------ Information provided ------

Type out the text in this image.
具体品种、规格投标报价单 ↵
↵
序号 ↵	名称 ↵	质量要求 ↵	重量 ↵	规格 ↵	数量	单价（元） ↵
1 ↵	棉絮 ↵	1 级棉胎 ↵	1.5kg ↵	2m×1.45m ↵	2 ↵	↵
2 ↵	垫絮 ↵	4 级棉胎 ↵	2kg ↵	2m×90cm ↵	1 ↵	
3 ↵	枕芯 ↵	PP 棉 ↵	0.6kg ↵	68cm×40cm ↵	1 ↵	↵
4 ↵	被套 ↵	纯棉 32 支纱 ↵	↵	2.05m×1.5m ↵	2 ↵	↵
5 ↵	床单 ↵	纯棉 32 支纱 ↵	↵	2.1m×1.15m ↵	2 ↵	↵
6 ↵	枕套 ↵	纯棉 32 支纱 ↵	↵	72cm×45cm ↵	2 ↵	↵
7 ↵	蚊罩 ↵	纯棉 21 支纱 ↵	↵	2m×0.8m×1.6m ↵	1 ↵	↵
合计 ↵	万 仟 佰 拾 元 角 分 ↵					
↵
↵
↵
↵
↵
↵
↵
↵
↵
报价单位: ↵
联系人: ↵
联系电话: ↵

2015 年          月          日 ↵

------

### Stated problem
Repeat the lines above exactly.

### Final answer
Type out the text in this image.
具体品种、规格投标报价单 ↵
↵
序号 ↵	名称 ↵	质量要求 ↵	重量 ↵	规格 ↵	数量	单价（元） ↵
1 ↵	棉絮 ↵	1 级棉胎 ↵	1.5kg ↵	2m×1.45m ↵	2 ↵	↵
2 ↵	垫絮 ↵	4 级棉胎 ↵	2kg ↵	2m×90cm ↵	1 ↵	
3 ↵	枕芯 ↵	PP 棉 ↵	0.6kg ↵	68cm×40cm ↵	1 ↵	↵
4 ↵	被套 ↵	纯棉 32 支纱 ↵	↵	2.05m×1.5m ↵	2 ↵	↵
5 ↵	床单 ↵	纯棉 32 支纱 ↵	↵	2.1m×1.15m ↵	2 ↵	↵
6 ↵	枕套 ↵	纯棉 32 支纱 ↵	↵	72cm×45cm ↵	2 ↵	↵
7 ↵	蚊罩 ↵	纯棉 21 支纱 ↵	↵	2m×0.8m×1.6m ↵	1 ↵	↵
合计 ↵	万 仟 佰 拾 元 角 分 ↵					
↵
↵
↵
↵
↵
↵
↵
↵
↵
报价单位: ↵
联系人: ↵
联系电话: ↵

2015 年          月          日 ↵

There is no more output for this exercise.